• WORK ORDER
From the entries below, copy out every line with "Cuál" in it.

Document page data

□ □ □

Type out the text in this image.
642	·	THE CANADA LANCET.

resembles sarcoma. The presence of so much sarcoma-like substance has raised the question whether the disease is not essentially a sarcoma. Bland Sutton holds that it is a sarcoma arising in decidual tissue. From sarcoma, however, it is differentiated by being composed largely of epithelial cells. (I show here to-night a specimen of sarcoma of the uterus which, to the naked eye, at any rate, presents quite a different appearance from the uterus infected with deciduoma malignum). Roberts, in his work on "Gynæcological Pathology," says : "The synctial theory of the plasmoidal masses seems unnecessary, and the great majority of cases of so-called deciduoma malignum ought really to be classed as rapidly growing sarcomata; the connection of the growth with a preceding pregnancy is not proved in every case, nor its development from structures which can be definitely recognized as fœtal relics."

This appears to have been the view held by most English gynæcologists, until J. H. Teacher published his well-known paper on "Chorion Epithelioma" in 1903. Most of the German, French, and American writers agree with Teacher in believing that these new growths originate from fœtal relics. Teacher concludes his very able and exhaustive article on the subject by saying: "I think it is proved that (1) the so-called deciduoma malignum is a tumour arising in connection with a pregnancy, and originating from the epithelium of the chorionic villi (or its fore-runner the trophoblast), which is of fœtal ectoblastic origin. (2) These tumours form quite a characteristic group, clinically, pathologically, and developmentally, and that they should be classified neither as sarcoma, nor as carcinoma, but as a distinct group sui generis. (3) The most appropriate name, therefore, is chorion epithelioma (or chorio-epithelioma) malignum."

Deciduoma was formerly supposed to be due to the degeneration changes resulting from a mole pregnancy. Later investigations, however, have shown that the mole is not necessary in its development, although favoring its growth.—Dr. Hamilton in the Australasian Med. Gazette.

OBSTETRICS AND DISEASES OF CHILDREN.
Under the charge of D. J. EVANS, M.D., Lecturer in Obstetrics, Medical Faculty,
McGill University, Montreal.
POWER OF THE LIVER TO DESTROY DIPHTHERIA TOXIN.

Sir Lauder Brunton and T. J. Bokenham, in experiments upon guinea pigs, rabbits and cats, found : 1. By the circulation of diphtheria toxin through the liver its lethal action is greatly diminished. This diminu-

□ □ □

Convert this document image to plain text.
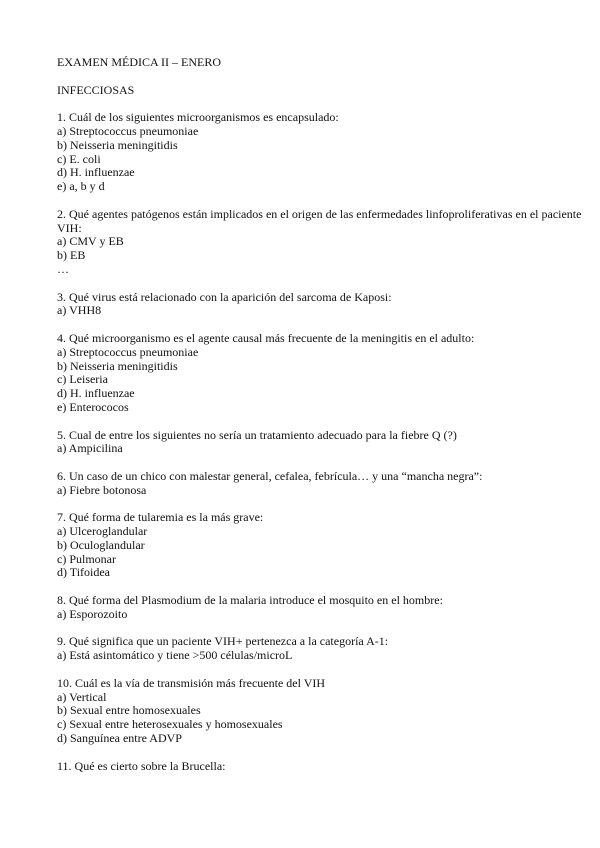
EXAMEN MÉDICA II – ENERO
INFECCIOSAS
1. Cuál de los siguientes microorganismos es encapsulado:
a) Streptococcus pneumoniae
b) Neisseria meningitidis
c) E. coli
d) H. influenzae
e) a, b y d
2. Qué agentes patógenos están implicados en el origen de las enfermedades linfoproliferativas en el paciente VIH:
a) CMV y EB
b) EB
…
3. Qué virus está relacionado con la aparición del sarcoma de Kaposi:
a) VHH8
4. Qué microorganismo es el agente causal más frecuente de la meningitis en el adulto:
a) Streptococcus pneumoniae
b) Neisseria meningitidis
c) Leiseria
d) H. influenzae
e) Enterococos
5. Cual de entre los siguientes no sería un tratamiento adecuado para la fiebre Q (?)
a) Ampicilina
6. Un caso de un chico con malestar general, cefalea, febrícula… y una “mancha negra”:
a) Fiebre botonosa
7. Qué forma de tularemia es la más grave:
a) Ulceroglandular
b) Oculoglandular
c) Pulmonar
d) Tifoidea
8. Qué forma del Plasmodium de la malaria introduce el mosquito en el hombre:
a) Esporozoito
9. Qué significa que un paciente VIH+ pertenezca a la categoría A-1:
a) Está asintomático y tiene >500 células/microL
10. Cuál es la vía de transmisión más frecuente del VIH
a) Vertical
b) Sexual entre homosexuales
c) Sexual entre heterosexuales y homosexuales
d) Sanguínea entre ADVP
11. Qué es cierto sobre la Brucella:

□ □ □

• TASK RESPONSE
1. Cuál de los siguientes microorganismos es encapsulado:
10. Cuál es la vía de transmisión más frecuente del VIH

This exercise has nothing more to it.